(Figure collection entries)
________________

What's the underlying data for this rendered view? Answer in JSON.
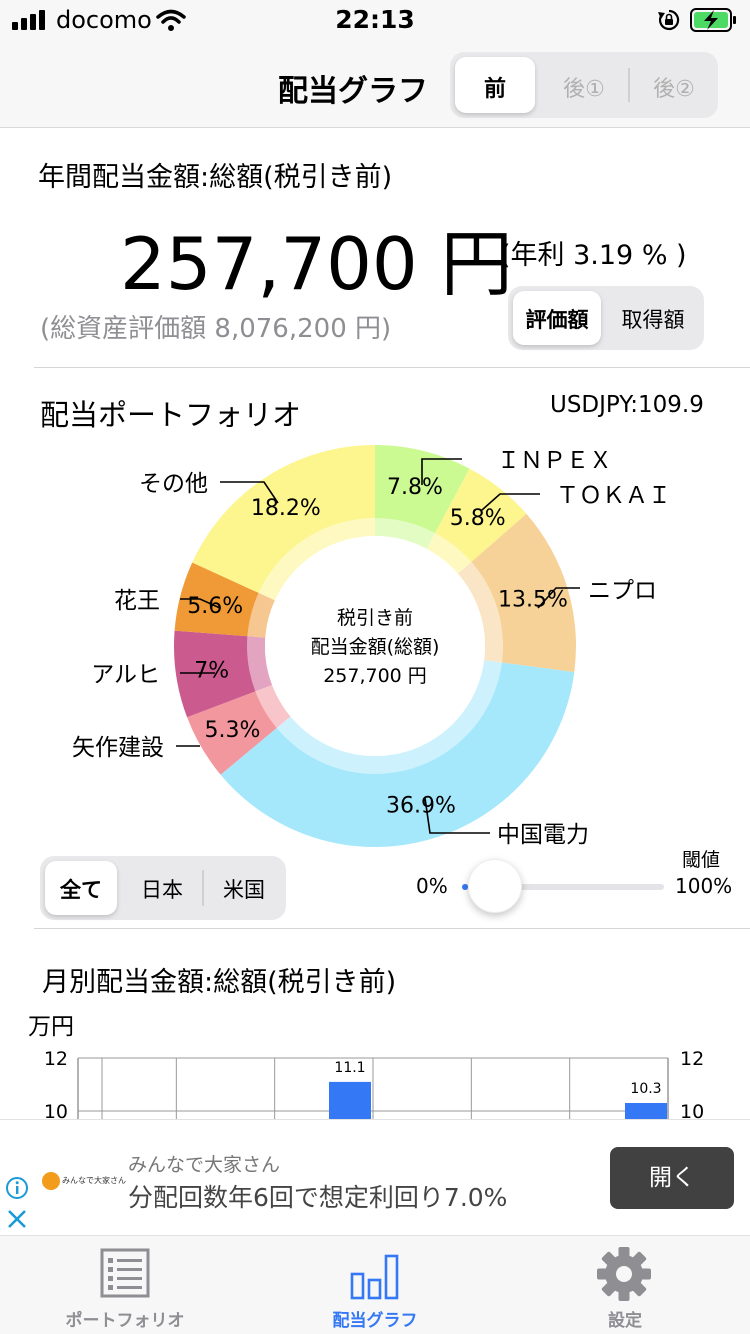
{
  "status": {
    "carrier": "docomo",
    "time": "22:13"
  },
  "nav": {
    "title": "配当グラフ",
    "segments": [
      "前",
      "後①",
      "後②"
    ],
    "selected": 0
  },
  "summary": {
    "heading": "年間配当金額:総額(税引き前)",
    "amount": "257,700 円",
    "yield": "(年利 3.19 % )",
    "assets": "(総資産評価額 8,076,200 円)",
    "toggle": [
      "評価額",
      "取得額"
    ],
    "toggle_selected": 0
  },
  "portfolio": {
    "heading": "配当ポートフォリオ",
    "fx": "USDJPY:109.9",
    "center_lines": [
      "税引き前",
      "配当金額(総額)",
      "257,700 円"
    ],
    "filter": [
      "全て",
      "日本",
      "米国"
    ],
    "filter_selected": 0,
    "threshold_label": "閾値",
    "threshold_min": "0%",
    "threshold_max": "100%",
    "threshold_value": 0
  },
  "chart_data": [
    {
      "type": "pie",
      "slices": [
        {
          "name": "ＩＮＰＥＸ",
          "value": 7.8,
          "label": "7.8%",
          "color": "#ccfa92"
        },
        {
          "name": "ＴＯＫＡＩ",
          "value": 5.8,
          "label": "5.8%",
          "color": "#fdf58e"
        },
        {
          "name": "ニプロ",
          "value": 13.5,
          "label": "13.5%",
          "color": "#f6d298"
        },
        {
          "name": "中国電力",
          "value": 36.9,
          "label": "36.9%",
          "color": "#a6e8fb"
        },
        {
          "name": "矢作建設",
          "value": 5.3,
          "label": "5.3%",
          "color": "#f3979e"
        },
        {
          "name": "アルヒ",
          "value": 7.0,
          "label": "7%",
          "color": "#cb5a8e"
        },
        {
          "name": "花王",
          "value": 5.6,
          "label": "5.6%",
          "color": "#f09a37"
        },
        {
          "name": "その他",
          "value": 18.2,
          "label": "18.2%",
          "color": "#fdf58e"
        }
      ]
    },
    {
      "type": "bar",
      "title": "月別配当金額:総額(税引き前)",
      "ylabel": "万円",
      "y_ticks": [
        "12",
        "10"
      ],
      "ylim_visible": [
        10,
        12
      ],
      "bars": [
        {
          "slot": 3,
          "value": 11.1,
          "label": "11.1"
        },
        {
          "slot": 6,
          "value": 10.3,
          "label": "10.3"
        }
      ],
      "bar_color": "#3478f6"
    }
  ],
  "ad": {
    "brand": "みんなで大家さん",
    "advertiser": "みんなで大家さん",
    "text": "分配回数年6回で想定利回り7.0%",
    "button": "開く"
  },
  "tabs": [
    {
      "label": "ポートフォリオ",
      "icon": "list-icon",
      "active": false
    },
    {
      "label": "配当グラフ",
      "icon": "bar-chart-icon",
      "active": true
    },
    {
      "label": "設定",
      "icon": "gear-icon",
      "active": false
    }
  ],
  "colors": {
    "accent": "#3478f6",
    "tab_inactive": "#8e8e93"
  }
}
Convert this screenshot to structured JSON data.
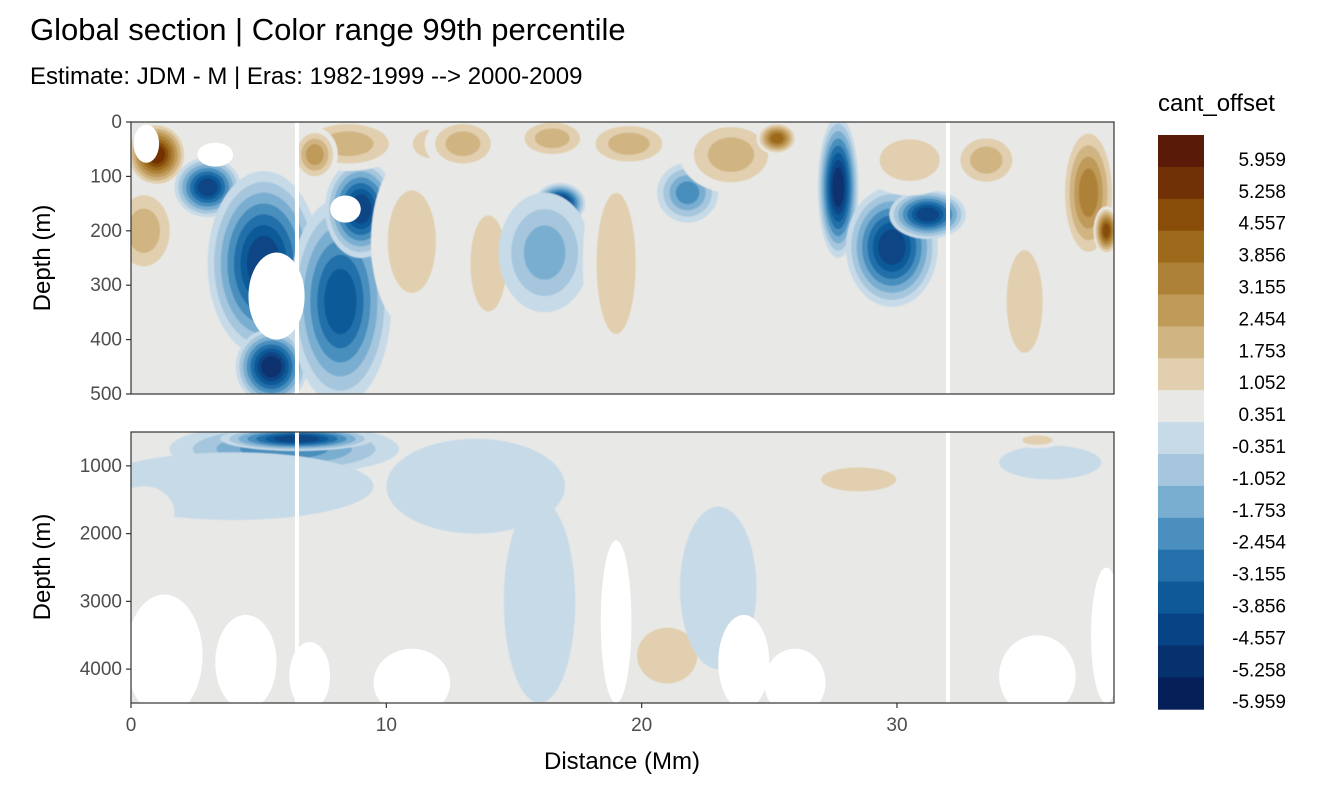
{
  "chart_data": {
    "type": "heatmap",
    "title": "Global section | Color range 99th percentile",
    "subtitle": "Estimate: JDM - M | Eras: 1982-1999 --> 2000-2009",
    "xlabel": "Distance (Mm)",
    "ylabel": "Depth (m)",
    "xlim": [
      0,
      38.5
    ],
    "x_ticks": [
      0,
      10,
      20,
      30
    ],
    "gap_lines_x": [
      6.5,
      32.0
    ],
    "panels": [
      {
        "name": "upper",
        "ylim": [
          0,
          500
        ],
        "y_ticks": [
          0,
          100,
          200,
          300,
          400,
          500
        ],
        "features": [
          {
            "x": 1.0,
            "depth": 60,
            "rx": 1.2,
            "ry": 60,
            "value": 5.3
          },
          {
            "x": 0.5,
            "depth": 200,
            "rx": 1.4,
            "ry": 90,
            "value": 2.0
          },
          {
            "x": 3.0,
            "depth": 120,
            "rx": 1.3,
            "ry": 55,
            "value": -5.2
          },
          {
            "x": 5.2,
            "depth": 260,
            "rx": 2.2,
            "ry": 170,
            "value": -4.6
          },
          {
            "x": 5.5,
            "depth": 450,
            "rx": 1.4,
            "ry": 70,
            "value": -5.8
          },
          {
            "x": 8.2,
            "depth": 330,
            "rx": 2.0,
            "ry": 190,
            "value": -4.5
          },
          {
            "x": 9.0,
            "depth": 160,
            "rx": 1.4,
            "ry": 90,
            "value": -4.9
          },
          {
            "x": 8.5,
            "depth": 40,
            "rx": 2.2,
            "ry": 50,
            "value": 2.2
          },
          {
            "x": 7.2,
            "depth": 60,
            "rx": 0.9,
            "ry": 50,
            "value": 2.6
          },
          {
            "x": 11.0,
            "depth": 220,
            "rx": 1.6,
            "ry": 160,
            "value": 1.3
          },
          {
            "x": 11.8,
            "depth": 40,
            "rx": 1.3,
            "ry": 45,
            "value": 1.4
          },
          {
            "x": 13.0,
            "depth": 40,
            "rx": 1.5,
            "ry": 50,
            "value": 1.9
          },
          {
            "x": 14.0,
            "depth": 260,
            "rx": 1.2,
            "ry": 150,
            "value": 1.1
          },
          {
            "x": 16.8,
            "depth": 150,
            "rx": 1.0,
            "ry": 38,
            "value": -5.5
          },
          {
            "x": 16.2,
            "depth": 240,
            "rx": 1.8,
            "ry": 110,
            "value": -2.3
          },
          {
            "x": 16.5,
            "depth": 30,
            "rx": 1.5,
            "ry": 40,
            "value": 2.4
          },
          {
            "x": 19.0,
            "depth": 260,
            "rx": 1.3,
            "ry": 220,
            "value": 1.1
          },
          {
            "x": 19.5,
            "depth": 40,
            "rx": 1.8,
            "ry": 45,
            "value": 2.3
          },
          {
            "x": 21.8,
            "depth": 130,
            "rx": 1.2,
            "ry": 55,
            "value": -2.7
          },
          {
            "x": 23.5,
            "depth": 60,
            "rx": 2.0,
            "ry": 70,
            "value": 2.4
          },
          {
            "x": 25.3,
            "depth": 30,
            "rx": 0.8,
            "ry": 30,
            "value": 4.4
          },
          {
            "x": 27.7,
            "depth": 120,
            "rx": 0.8,
            "ry": 130,
            "value": -5.6
          },
          {
            "x": 29.8,
            "depth": 230,
            "rx": 1.8,
            "ry": 110,
            "value": -5.2
          },
          {
            "x": 31.2,
            "depth": 170,
            "rx": 1.5,
            "ry": 45,
            "value": -4.9
          },
          {
            "x": 30.5,
            "depth": 70,
            "rx": 2.0,
            "ry": 65,
            "value": 1.7
          },
          {
            "x": 33.5,
            "depth": 70,
            "rx": 1.4,
            "ry": 55,
            "value": 2.1
          },
          {
            "x": 35.0,
            "depth": 330,
            "rx": 1.2,
            "ry": 160,
            "value": 1.2
          },
          {
            "x": 37.5,
            "depth": 130,
            "rx": 1.1,
            "ry": 130,
            "value": 3.4
          },
          {
            "x": 38.2,
            "depth": 200,
            "rx": 0.5,
            "ry": 45,
            "value": 5.2
          }
        ],
        "masks": [
          {
            "x": 5.7,
            "depth": 320,
            "rx": 1.1,
            "ry": 80
          },
          {
            "x": 0.6,
            "depth": 40,
            "rx": 0.5,
            "ry": 35
          },
          {
            "x": 3.3,
            "depth": 60,
            "rx": 0.7,
            "ry": 22
          },
          {
            "x": 8.4,
            "depth": 160,
            "rx": 0.6,
            "ry": 25
          }
        ]
      },
      {
        "name": "lower",
        "ylim": [
          500,
          4500
        ],
        "y_ticks": [
          1000,
          2000,
          3000,
          4000
        ],
        "features": [
          {
            "x": 6.0,
            "depth": 750,
            "rx": 4.5,
            "ry": 380,
            "value": -3.0
          },
          {
            "x": 6.5,
            "depth": 600,
            "rx": 3.0,
            "ry": 180,
            "value": -5.0
          },
          {
            "x": 4.0,
            "depth": 1300,
            "rx": 5.5,
            "ry": 500,
            "value": -0.8
          },
          {
            "x": 0.5,
            "depth": 1700,
            "rx": 1.2,
            "ry": 400,
            "value": 1.0
          },
          {
            "x": 13.5,
            "depth": 1300,
            "rx": 3.5,
            "ry": 700,
            "value": -0.6
          },
          {
            "x": 16.0,
            "depth": 3000,
            "rx": 1.4,
            "ry": 1500,
            "value": -0.5
          },
          {
            "x": 9.5,
            "depth": 3300,
            "rx": 3.0,
            "ry": 400,
            "value": 0.5
          },
          {
            "x": 21.0,
            "depth": 3800,
            "rx": 2.0,
            "ry": 700,
            "value": 1.3
          },
          {
            "x": 23.0,
            "depth": 2800,
            "rx": 1.5,
            "ry": 1200,
            "value": -0.5
          },
          {
            "x": 28.5,
            "depth": 1200,
            "rx": 2.5,
            "ry": 300,
            "value": 1.6
          },
          {
            "x": 27.5,
            "depth": 2600,
            "rx": 3.0,
            "ry": 900,
            "value": 0.45
          },
          {
            "x": 31.5,
            "depth": 4000,
            "rx": 3.0,
            "ry": 500,
            "value": 0.5
          },
          {
            "x": 34.0,
            "depth": 2500,
            "rx": 3.5,
            "ry": 800,
            "value": 0.4
          },
          {
            "x": 36.0,
            "depth": 950,
            "rx": 2.0,
            "ry": 250,
            "value": -0.6
          },
          {
            "x": 35.5,
            "depth": 620,
            "rx": 1.0,
            "ry": 120,
            "value": 1.2
          }
        ],
        "masks": [
          {
            "x": 1.3,
            "depth": 3800,
            "rx": 1.5,
            "ry": 900
          },
          {
            "x": 4.5,
            "depth": 3900,
            "rx": 1.2,
            "ry": 700
          },
          {
            "x": 7.0,
            "depth": 4100,
            "rx": 0.8,
            "ry": 500
          },
          {
            "x": 11.0,
            "depth": 4200,
            "rx": 1.5,
            "ry": 500
          },
          {
            "x": 19.0,
            "depth": 3300,
            "rx": 0.6,
            "ry": 1200
          },
          {
            "x": 24.0,
            "depth": 3900,
            "rx": 1.0,
            "ry": 700
          },
          {
            "x": 26.0,
            "depth": 4200,
            "rx": 1.2,
            "ry": 500
          },
          {
            "x": 35.5,
            "depth": 4100,
            "rx": 1.5,
            "ry": 600
          },
          {
            "x": 38.2,
            "depth": 3500,
            "rx": 0.6,
            "ry": 1000
          }
        ]
      }
    ],
    "legend": {
      "title": "cant_offset",
      "labels": [
        "5.959",
        "5.258",
        "4.557",
        "3.856",
        "3.155",
        "2.454",
        "1.753",
        "1.052",
        "0.351",
        "-0.351",
        "-1.052",
        "-1.753",
        "-2.454",
        "-3.155",
        "-3.856",
        "-4.557",
        "-5.258",
        "-5.959"
      ],
      "colors": [
        "#5a1a08",
        "#713106",
        "#874d09",
        "#9c6a1a",
        "#ad8238",
        "#bf9a59",
        "#d0b482",
        "#e1cfaf",
        "#e8e9e6",
        "#c7dae8",
        "#a5c6dc",
        "#7aaed1",
        "#4a8fbe",
        "#2470aa",
        "#0e5a99",
        "#084485",
        "#07316d",
        "#051f58"
      ],
      "placement": "right"
    }
  }
}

________________

Copy each line of the preceding data that contains the string "JSON".

[The result]
What's the underlying data for this rendered view? Answer in JSON.
Convert this screenshot to structured JSON data.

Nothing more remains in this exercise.